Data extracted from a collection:
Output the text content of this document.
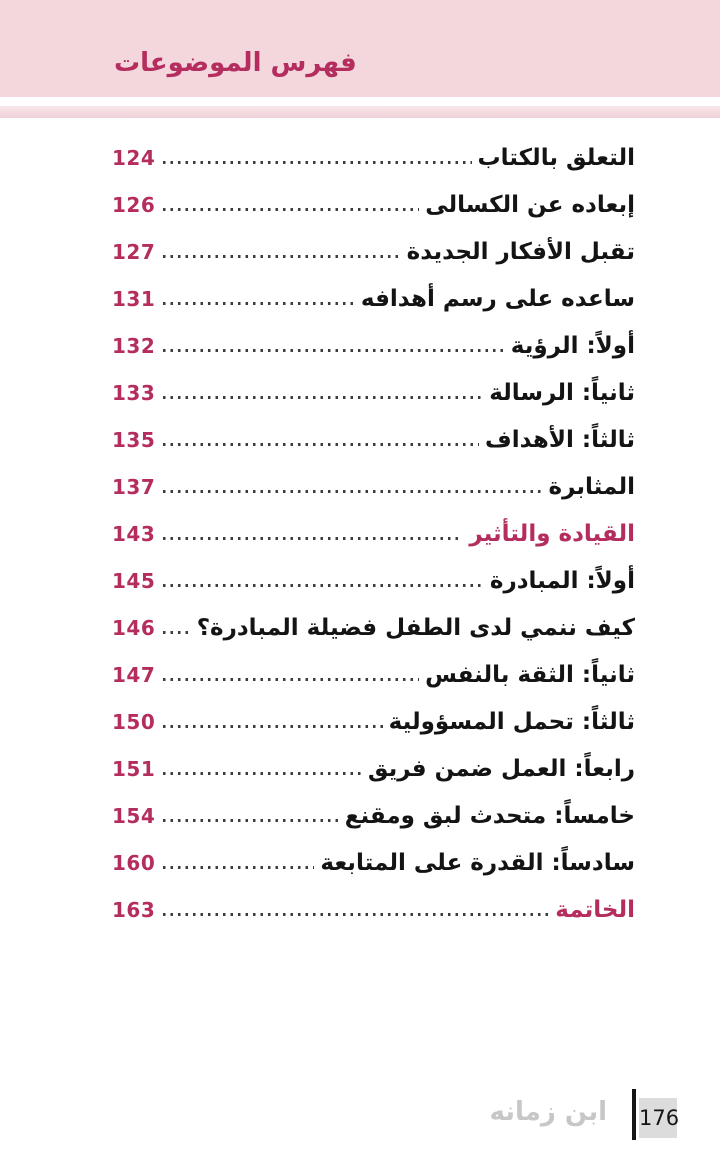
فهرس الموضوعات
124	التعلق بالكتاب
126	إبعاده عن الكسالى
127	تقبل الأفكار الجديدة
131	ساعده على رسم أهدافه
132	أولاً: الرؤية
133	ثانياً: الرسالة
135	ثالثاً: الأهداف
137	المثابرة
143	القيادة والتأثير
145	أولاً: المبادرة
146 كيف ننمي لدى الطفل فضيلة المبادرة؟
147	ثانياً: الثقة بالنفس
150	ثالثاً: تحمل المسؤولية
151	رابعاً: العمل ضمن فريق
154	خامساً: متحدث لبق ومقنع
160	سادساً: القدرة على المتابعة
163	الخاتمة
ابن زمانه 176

**BRIEF:**
Transcribe the whole listing exactly. Pictures are excluded.

**ANSWER:**
Output the text content of this document.
فهرس الموضوعات
124	التعلق بالكتاب
126	إبعاده عن الكسالى
127	تقبل الأفكار الجديدة
131	ساعده على رسم أهدافه
132	أولاً: الرؤية
133	ثانياً: الرسالة
135	ثالثاً: الأهداف
137	المثابرة
143	القيادة والتأثير
145	أولاً: المبادرة
146 كيف ننمي لدى الطفل فضيلة المبادرة؟
147	ثانياً: الثقة بالنفس
150	ثالثاً: تحمل المسؤولية
151	رابعاً: العمل ضمن فريق
154	خامساً: متحدث لبق ومقنع
160	سادساً: القدرة على المتابعة
163	الخاتمة
ابن زمانه 176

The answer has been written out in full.